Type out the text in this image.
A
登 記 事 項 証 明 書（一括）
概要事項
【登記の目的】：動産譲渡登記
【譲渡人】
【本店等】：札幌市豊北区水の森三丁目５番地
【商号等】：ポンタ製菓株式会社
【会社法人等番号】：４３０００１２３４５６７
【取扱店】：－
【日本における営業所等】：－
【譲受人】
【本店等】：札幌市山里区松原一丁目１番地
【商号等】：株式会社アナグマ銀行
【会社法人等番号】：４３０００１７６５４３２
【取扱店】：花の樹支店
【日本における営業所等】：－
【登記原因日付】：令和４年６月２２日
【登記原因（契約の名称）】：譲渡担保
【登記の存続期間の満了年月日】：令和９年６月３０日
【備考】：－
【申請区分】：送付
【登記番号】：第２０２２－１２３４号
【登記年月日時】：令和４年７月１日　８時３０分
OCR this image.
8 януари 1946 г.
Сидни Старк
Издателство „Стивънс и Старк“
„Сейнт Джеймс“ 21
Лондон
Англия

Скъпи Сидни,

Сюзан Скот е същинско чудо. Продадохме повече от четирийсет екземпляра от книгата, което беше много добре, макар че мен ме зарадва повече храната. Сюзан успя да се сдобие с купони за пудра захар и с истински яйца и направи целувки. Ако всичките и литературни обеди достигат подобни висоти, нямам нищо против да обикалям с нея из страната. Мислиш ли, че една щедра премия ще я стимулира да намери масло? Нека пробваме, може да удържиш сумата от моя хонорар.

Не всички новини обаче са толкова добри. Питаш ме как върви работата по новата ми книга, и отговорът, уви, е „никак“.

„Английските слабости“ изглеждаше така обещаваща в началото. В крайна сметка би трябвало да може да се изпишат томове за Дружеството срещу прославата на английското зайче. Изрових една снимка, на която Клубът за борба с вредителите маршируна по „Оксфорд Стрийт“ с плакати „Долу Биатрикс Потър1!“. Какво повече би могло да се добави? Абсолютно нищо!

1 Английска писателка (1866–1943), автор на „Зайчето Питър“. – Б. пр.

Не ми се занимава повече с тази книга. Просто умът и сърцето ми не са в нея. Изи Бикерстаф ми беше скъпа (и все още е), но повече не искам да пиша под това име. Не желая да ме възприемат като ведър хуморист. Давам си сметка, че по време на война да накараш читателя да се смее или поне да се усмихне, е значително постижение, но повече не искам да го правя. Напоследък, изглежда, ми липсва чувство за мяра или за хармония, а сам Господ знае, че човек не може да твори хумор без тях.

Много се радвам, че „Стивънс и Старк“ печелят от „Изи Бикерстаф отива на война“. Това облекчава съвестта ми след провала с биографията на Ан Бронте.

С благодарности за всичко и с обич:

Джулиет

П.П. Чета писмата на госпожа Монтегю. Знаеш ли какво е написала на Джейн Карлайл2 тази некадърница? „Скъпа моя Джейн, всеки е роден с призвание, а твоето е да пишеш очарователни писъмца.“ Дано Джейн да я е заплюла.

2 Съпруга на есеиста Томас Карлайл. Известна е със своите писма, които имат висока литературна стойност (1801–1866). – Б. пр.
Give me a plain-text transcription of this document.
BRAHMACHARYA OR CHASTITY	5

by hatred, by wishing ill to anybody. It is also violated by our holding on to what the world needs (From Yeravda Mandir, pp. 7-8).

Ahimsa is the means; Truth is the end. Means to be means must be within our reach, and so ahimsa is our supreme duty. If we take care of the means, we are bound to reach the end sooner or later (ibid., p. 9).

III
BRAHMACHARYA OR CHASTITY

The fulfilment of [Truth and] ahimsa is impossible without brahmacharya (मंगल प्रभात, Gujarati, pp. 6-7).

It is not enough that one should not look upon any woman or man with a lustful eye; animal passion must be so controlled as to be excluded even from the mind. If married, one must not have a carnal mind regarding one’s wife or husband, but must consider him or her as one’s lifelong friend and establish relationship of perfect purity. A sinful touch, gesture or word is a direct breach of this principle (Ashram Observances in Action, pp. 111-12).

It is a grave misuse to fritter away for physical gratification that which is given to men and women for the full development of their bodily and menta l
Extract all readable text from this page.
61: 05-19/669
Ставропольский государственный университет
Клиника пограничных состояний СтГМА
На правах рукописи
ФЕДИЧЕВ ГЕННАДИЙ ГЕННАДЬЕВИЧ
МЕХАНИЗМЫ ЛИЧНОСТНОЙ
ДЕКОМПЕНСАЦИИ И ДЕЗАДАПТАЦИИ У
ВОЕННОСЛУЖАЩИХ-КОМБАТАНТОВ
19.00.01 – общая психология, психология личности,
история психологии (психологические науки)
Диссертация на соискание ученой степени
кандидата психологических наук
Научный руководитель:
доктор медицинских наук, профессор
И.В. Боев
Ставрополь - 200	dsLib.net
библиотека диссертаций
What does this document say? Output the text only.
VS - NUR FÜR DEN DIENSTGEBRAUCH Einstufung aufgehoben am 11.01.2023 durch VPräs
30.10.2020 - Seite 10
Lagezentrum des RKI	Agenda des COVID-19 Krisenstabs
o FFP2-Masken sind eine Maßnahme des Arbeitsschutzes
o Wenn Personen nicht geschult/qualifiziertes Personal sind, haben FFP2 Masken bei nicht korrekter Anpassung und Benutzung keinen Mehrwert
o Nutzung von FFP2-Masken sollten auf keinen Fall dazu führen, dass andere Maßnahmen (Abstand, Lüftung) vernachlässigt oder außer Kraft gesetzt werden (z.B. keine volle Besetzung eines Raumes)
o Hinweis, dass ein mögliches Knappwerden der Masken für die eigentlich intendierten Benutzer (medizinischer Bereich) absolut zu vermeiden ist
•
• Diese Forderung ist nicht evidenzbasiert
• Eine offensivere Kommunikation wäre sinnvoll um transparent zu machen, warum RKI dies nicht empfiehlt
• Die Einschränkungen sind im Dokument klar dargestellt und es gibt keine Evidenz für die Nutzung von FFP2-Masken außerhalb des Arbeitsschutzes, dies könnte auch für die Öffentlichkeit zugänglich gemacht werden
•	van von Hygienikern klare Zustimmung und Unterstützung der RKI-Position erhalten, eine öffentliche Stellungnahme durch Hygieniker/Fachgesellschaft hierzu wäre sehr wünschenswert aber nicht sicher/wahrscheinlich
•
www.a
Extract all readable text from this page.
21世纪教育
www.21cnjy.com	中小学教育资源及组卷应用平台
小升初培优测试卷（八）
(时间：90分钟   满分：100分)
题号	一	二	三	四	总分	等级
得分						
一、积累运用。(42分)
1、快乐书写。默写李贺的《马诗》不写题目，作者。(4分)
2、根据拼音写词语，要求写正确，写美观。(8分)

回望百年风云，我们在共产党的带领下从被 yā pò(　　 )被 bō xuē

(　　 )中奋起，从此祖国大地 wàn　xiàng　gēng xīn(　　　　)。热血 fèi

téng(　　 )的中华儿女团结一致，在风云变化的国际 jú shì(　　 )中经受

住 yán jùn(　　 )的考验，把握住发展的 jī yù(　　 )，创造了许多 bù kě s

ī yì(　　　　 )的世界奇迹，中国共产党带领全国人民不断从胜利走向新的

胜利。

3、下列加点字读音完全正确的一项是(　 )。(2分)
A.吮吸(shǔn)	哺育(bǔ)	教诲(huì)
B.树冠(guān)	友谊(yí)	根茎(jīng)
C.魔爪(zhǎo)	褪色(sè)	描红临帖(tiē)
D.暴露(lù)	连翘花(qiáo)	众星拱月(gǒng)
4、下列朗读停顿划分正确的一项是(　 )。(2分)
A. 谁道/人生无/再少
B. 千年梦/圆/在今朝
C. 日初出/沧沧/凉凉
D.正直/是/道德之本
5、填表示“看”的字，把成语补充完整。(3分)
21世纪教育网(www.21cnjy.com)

------------------------------------------------------------

» **Stated task**
Copy each entry exactly, with nothing added or dropped.

» **Task response**
Type out the text in this image.
A
登 記 事 項 証 明 書（一括）
概要事項
【登記の目的】：動産譲渡登記
【譲渡人】
【本店等】：札幌市豊北区水の森三丁目５番地
【商号等】：ポンタ製菓株式会社
【会社法人等番号】：４３０００１２３４５６７
【取扱店】：－
【日本における営業所等】：－
【譲受人】
【本店等】：札幌市山里区松原一丁目１番地
【商号等】：株式会社アナグマ銀行
【会社法人等番号】：４３０００１７６５４３２
【取扱店】：花の樹支店
【日本における営業所等】：－
【登記原因日付】：令和４年６月２２日
【登記原因（契約の名称）】：譲渡担保
【登記の存続期間の満了年月日】：令和９年６月３０日
【備考】：－
【申請区分】：送付
【登記番号】：第２０２２－１２３４号
【登記年月日時】：令和４年７月１日　８時３０分
OCR this image.
8 януари 1946 г.
Сидни Старк
Издателство „Стивънс и Старк“
„Сейнт Джеймс“ 21
Лондон
Англия

Скъпи Сидни,

Сюзан Скот е същинско чудо. Продадохме повече от четирийсет екземпляра от книгата, което беше много добре, макар че мен ме зарадва повече храната. Сюзан успя да се сдобие с купони за пудра захар и с истински яйца и направи целувки. Ако всичките и литературни обеди достигат подобни висоти, нямам нищо против да обикалям с нея из страната. Мислиш ли, че една щедра премия ще я стимулира да намери масло? Нека пробваме, може да удържиш сумата от моя хонорар.

Не всички новини обаче са толкова добри. Питаш ме как върви работата по новата ми книга, и отговорът, уви, е „никак“.

„Английските слабости“ изглеждаше така обещаваща в началото. В крайна сметка би трябвало да може да се изпишат томове за Дружеството срещу прославата на английското зайче. Изрових една снимка, на която Клубът за борба с вредителите маршируна по „Оксфорд Стрийт“ с плакати „Долу Биатрикс Потър1!“. Какво повече би могло да се добави? Абсолютно нищо!

1 Английска писателка (1866–1943), автор на „Зайчето Питър“. – Б. пр.

Не ми се занимава повече с тази книга. Просто умът и сърцето ми не са в нея. Изи Бикерстаф ми беше скъпа (и все още е), но повече не искам да пиша под това име. Не желая да ме възприемат като ведър хуморист. Давам си сметка, че по време на война да накараш читателя да се смее или поне да се усмихне, е значително постижение, но повече не искам да го правя. Напоследък, изглежда, ми липсва чувство за мяра или за хармония, а сам Господ знае, че човек не може да твори хумор без тях.

Много се радвам, че „Стивънс и Старк“ печелят от „Изи Бикерстаф отива на война“. Това облекчава съвестта ми след провала с биографията на Ан Бронте.

С благодарности за всичко и с обич:

Джулиет

П.П. Чета писмата на госпожа Монтегю. Знаеш ли какво е написала на Джейн Карлайл2 тази некадърница? „Скъпа моя Джейн, всеки е роден с призвание, а твоето е да пишеш очарователни писъмца.“ Дано Джейн да я е заплюла.

2 Съпруга на есеиста Томас Карлайл. Известна е със своите писма, които имат висока литературна стойност (1801–1866). – Б. пр.
Give me a plain-text transcription of this document.
BRAHMACHARYA OR CHASTITY	5

by hatred, by wishing ill to anybody. It is also violated by our holding on to what the world needs (From Yeravda Mandir, pp. 7-8).

Ahimsa is the means; Truth is the end. Means to be means must be within our reach, and so ahimsa is our supreme duty. If we take care of the means, we are bound to reach the end sooner or later (ibid., p. 9).

III
BRAHMACHARYA OR CHASTITY

The fulfilment of [Truth and] ahimsa is impossible without brahmacharya (मंगल प्रभात, Gujarati, pp. 6-7).

It is not enough that one should not look upon any woman or man with a lustful eye; animal passion must be so controlled as to be excluded even from the mind. If married, one must not have a carnal mind regarding one’s wife or husband, but must consider him or her as one’s lifelong friend and establish relationship of perfect purity. A sinful touch, gesture or word is a direct breach of this principle (Ashram Observances in Action, pp. 111-12).

It is a grave misuse to fritter away for physical gratification that which is given to men and women for the full development of their bodily and menta l
Extract all readable text from this page.
61: 05-19/669
Ставропольский государственный университет
Клиника пограничных состояний СтГМА
На правах рукописи
ФЕДИЧЕВ ГЕННАДИЙ ГЕННАДЬЕВИЧ
МЕХАНИЗМЫ ЛИЧНОСТНОЙ
ДЕКОМПЕНСАЦИИ И ДЕЗАДАПТАЦИИ У
ВОЕННОСЛУЖАЩИХ-КОМБАТАНТОВ
19.00.01 – общая психология, психология личности,
история психологии (психологические науки)
Диссертация на соискание ученой степени
кандидата психологических наук
Научный руководитель:
доктор медицинских наук, профессор
И.В. Боев
Ставрополь - 200	dsLib.net
библиотека диссертаций
What does this document say? Output the text only.
VS - NUR FÜR DEN DIENSTGEBRAUCH Einstufung aufgehoben am 11.01.2023 durch VPräs
30.10.2020 - Seite 10
Lagezentrum des RKI	Agenda des COVID-19 Krisenstabs
o FFP2-Masken sind eine Maßnahme des Arbeitsschutzes
o Wenn Personen nicht geschult/qualifiziertes Personal sind, haben FFP2 Masken bei nicht korrekter Anpassung und Benutzung keinen Mehrwert
o Nutzung von FFP2-Masken sollten auf keinen Fall dazu führen, dass andere Maßnahmen (Abstand, Lüftung) vernachlässigt oder außer Kraft gesetzt werden (z.B. keine volle Besetzung eines Raumes)
o Hinweis, dass ein mögliches Knappwerden der Masken für die eigentlich intendierten Benutzer (medizinischer Bereich) absolut zu vermeiden ist
•
• Diese Forderung ist nicht evidenzbasiert
• Eine offensivere Kommunikation wäre sinnvoll um transparent zu machen, warum RKI dies nicht empfiehlt
• Die Einschränkungen sind im Dokument klar dargestellt und es gibt keine Evidenz für die Nutzung von FFP2-Masken außerhalb des Arbeitsschutzes, dies könnte auch für die Öffentlichkeit zugänglich gemacht werden
•	van von Hygienikern klare Zustimmung und Unterstützung der RKI-Position erhalten, eine öffentliche Stellungnahme durch Hygieniker/Fachgesellschaft hierzu wäre sehr wünschenswert aber nicht sicher/wahrscheinlich
•
www.a
Extract all readable text from this page.
21世纪教育
www.21cnjy.com	中小学教育资源及组卷应用平台
小升初培优测试卷（八）
(时间：90分钟   满分：100分)
题号	一	二	三	四	总分	等级
得分						
一、积累运用。(42分)
1、快乐书写。默写李贺的《马诗》不写题目，作者。(4分)
2、根据拼音写词语，要求写正确，写美观。(8分)

回望百年风云，我们在共产党的带领下从被 yā pò(　　 )被 bō xuē

(　　 )中奋起，从此祖国大地 wàn　xiàng　gēng xīn(　　　　)。热血 fèi

téng(　　 )的中华儿女团结一致，在风云变化的国际 jú shì(　　 )中经受

住 yán jùn(　　 )的考验，把握住发展的 jī yù(　　 )，创造了许多 bù kě s

ī yì(　　　　 )的世界奇迹，中国共产党带领全国人民不断从胜利走向新的

胜利。

3、下列加点字读音完全正确的一项是(　 )。(2分)
A.吮吸(shǔn)	哺育(bǔ)	教诲(huì)
B.树冠(guān)	友谊(yí)	根茎(jīng)
C.魔爪(zhǎo)	褪色(sè)	描红临帖(tiē)
D.暴露(lù)	连翘花(qiáo)	众星拱月(gǒng)
4、下列朗读停顿划分正确的一项是(　 )。(2分)
A. 谁道/人生无/再少
B. 千年梦/圆/在今朝
C. 日初出/沧沧/凉凉
D.正直/是/道德之本
5、填表示“看”的字，把成语补充完整。(3分)
21世纪教育网(www.21cnjy.com)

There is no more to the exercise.